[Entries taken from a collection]
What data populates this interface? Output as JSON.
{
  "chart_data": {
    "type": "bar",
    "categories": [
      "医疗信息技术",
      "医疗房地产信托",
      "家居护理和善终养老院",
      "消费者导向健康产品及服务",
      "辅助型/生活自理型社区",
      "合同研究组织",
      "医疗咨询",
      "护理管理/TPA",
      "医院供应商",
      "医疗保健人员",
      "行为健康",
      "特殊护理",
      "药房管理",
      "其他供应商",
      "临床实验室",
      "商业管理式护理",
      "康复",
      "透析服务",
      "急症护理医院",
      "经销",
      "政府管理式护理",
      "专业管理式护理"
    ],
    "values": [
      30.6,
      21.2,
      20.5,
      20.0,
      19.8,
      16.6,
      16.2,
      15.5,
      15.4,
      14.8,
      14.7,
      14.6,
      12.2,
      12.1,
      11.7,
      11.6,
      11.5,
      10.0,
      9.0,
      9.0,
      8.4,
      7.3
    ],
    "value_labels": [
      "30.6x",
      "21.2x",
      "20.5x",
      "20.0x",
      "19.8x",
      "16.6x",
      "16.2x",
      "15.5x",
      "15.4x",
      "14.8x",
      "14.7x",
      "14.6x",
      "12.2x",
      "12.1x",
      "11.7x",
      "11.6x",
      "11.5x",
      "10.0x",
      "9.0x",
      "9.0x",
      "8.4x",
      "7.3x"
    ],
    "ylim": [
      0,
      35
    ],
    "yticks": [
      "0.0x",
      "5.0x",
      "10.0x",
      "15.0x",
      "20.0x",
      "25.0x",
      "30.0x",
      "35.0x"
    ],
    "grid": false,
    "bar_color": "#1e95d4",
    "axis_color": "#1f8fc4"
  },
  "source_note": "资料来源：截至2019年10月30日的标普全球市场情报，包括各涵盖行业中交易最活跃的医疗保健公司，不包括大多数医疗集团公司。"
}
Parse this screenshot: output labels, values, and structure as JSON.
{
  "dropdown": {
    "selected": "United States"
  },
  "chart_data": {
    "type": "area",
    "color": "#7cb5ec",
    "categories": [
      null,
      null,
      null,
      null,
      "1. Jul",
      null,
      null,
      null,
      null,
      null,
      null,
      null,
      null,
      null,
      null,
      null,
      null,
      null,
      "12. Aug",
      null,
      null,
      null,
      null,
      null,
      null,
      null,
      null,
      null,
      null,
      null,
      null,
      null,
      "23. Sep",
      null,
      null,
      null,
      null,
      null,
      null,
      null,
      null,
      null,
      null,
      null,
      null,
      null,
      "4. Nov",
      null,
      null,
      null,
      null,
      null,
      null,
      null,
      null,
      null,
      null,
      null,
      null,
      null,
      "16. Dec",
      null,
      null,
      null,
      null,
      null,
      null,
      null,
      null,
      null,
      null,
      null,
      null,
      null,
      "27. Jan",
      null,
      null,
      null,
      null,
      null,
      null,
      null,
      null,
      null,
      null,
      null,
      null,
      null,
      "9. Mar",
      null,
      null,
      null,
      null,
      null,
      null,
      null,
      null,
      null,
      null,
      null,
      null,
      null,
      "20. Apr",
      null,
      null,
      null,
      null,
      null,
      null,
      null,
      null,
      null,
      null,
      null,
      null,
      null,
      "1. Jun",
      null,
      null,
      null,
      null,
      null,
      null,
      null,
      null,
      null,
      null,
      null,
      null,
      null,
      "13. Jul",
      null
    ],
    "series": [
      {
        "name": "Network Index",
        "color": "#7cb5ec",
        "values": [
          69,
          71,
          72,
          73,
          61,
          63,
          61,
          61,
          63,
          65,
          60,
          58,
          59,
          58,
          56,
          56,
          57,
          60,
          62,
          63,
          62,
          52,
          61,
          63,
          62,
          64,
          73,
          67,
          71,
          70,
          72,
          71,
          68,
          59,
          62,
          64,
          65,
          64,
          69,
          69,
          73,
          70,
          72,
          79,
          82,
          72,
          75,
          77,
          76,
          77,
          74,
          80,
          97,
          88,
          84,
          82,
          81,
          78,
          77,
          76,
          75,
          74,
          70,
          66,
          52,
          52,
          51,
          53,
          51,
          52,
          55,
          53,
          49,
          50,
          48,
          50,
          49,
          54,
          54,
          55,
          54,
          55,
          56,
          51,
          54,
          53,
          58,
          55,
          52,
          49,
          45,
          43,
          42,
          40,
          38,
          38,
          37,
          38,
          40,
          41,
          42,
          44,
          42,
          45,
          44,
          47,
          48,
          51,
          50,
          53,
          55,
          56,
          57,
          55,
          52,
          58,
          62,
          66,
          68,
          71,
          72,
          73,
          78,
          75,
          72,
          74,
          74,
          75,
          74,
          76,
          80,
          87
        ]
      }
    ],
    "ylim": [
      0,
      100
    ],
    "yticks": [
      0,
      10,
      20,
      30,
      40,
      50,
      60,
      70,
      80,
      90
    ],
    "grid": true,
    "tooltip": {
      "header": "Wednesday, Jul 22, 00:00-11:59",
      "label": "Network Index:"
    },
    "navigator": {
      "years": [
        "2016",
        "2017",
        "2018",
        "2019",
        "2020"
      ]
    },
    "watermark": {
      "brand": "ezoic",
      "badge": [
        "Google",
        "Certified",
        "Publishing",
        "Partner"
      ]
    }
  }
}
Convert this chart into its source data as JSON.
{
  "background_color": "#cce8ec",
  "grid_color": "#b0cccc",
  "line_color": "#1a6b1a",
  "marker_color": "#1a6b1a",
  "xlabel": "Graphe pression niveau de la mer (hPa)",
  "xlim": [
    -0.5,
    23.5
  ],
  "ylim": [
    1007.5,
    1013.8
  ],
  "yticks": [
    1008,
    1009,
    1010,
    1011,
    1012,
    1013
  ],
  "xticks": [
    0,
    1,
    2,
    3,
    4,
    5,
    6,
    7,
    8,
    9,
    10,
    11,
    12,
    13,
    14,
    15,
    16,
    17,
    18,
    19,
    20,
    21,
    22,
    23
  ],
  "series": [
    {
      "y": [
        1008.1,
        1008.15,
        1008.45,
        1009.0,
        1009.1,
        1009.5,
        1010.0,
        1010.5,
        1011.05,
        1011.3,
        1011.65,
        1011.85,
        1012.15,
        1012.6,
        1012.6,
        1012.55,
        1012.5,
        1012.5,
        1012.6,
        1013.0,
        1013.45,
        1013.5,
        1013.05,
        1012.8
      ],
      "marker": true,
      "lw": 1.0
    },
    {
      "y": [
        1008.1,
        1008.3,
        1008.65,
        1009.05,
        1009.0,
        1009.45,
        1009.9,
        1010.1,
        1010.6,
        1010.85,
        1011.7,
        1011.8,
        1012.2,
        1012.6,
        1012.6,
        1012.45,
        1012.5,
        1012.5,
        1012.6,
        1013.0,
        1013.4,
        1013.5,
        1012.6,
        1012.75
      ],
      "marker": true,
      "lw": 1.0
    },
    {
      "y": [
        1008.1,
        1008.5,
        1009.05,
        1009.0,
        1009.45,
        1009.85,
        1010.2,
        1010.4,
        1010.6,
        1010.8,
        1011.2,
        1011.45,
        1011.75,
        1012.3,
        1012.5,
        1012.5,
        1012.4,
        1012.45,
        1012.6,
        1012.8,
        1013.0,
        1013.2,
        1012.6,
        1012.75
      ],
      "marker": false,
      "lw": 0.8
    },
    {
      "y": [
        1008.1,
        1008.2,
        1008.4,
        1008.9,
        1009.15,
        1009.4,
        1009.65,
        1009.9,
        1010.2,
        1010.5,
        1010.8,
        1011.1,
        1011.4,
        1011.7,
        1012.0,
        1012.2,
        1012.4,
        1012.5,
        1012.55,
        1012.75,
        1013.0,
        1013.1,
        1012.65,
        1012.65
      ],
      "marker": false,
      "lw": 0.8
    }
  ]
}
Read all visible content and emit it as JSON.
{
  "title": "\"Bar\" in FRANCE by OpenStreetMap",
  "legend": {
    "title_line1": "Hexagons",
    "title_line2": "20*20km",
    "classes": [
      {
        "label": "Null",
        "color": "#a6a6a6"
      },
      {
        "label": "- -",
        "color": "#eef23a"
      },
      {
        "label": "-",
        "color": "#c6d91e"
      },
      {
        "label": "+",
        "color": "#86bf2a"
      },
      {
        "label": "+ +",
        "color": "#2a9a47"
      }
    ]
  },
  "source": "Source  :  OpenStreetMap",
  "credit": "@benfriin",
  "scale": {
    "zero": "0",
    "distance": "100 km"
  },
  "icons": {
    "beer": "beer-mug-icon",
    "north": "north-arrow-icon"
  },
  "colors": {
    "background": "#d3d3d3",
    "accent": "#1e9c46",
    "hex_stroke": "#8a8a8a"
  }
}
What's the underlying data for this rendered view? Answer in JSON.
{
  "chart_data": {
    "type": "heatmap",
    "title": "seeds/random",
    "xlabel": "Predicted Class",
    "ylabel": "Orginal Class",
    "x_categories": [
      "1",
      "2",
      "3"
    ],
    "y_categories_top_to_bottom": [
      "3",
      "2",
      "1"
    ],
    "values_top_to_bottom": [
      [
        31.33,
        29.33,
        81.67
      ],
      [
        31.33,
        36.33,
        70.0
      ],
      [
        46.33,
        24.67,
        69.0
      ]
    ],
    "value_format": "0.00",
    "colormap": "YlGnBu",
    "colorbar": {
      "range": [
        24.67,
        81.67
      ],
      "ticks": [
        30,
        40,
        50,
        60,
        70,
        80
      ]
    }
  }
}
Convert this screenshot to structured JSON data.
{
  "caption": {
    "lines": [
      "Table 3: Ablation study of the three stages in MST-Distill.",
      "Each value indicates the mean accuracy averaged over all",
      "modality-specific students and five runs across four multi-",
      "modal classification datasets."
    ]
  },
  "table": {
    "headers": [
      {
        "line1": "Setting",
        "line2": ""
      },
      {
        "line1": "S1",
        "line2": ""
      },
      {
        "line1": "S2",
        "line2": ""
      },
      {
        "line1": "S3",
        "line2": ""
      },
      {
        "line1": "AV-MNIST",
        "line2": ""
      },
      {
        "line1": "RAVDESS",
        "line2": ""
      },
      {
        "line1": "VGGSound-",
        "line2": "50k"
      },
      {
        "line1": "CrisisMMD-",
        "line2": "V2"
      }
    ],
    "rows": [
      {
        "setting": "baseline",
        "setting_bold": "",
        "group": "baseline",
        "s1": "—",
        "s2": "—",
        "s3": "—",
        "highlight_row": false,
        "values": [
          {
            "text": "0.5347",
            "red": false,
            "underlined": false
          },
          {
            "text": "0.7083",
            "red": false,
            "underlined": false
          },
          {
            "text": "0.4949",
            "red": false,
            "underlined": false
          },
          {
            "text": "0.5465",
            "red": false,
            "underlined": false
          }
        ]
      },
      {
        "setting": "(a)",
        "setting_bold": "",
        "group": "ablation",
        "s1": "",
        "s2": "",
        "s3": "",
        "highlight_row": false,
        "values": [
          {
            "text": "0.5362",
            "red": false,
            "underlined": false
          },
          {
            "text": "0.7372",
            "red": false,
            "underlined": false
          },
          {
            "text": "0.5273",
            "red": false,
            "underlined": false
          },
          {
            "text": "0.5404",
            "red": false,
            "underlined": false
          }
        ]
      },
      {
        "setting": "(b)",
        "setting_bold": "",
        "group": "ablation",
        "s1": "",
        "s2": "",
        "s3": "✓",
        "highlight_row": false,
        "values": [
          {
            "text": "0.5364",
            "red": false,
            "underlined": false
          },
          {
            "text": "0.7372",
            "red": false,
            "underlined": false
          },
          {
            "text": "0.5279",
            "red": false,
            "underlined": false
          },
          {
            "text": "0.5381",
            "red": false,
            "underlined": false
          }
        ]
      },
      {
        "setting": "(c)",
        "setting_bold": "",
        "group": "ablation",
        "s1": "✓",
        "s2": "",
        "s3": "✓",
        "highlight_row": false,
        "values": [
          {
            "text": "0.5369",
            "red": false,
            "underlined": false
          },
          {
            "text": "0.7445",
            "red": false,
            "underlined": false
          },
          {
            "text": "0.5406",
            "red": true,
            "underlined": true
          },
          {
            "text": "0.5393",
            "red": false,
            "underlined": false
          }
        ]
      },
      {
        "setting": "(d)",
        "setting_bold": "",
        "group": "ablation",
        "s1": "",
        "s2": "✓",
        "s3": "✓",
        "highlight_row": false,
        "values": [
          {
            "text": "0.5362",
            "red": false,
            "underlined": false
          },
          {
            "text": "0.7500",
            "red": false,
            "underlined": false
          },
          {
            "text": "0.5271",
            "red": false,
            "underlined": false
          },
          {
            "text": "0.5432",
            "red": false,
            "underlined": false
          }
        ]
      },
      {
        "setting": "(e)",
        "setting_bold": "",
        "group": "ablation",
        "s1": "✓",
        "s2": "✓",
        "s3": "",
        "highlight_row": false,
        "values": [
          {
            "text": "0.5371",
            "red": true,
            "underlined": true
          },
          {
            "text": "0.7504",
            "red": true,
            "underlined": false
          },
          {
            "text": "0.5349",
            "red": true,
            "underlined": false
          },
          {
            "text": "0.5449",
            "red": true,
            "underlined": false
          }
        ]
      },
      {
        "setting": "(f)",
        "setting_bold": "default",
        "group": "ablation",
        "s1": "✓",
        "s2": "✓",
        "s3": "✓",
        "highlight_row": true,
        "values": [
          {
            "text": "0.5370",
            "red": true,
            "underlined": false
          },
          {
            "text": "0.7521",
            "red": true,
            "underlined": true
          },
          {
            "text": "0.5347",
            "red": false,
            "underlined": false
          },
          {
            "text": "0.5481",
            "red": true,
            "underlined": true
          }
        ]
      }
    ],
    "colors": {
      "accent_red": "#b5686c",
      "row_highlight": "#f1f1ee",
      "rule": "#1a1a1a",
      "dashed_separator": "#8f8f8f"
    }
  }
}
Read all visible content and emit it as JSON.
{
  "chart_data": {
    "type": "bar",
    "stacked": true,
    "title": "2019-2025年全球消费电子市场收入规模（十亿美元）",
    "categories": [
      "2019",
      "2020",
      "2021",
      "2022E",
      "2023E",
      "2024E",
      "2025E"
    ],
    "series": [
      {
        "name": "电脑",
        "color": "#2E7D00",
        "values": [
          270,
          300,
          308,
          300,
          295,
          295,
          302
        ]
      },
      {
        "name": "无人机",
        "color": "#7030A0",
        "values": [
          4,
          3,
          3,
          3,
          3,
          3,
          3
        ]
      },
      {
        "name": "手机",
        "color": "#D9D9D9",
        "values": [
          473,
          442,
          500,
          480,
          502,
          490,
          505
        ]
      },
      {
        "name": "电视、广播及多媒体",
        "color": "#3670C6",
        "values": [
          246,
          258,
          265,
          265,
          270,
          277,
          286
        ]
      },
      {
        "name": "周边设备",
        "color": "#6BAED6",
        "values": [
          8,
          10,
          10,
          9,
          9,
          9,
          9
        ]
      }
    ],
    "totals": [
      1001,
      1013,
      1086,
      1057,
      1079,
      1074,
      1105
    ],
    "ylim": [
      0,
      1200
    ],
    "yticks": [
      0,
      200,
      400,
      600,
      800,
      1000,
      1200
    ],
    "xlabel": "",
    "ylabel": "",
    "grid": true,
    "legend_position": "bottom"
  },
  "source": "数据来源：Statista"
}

» To do:
Spot every line that holds "Network" and copy it.

» Answer below:
        "name": "Network Index",
      "label": "Network Index:"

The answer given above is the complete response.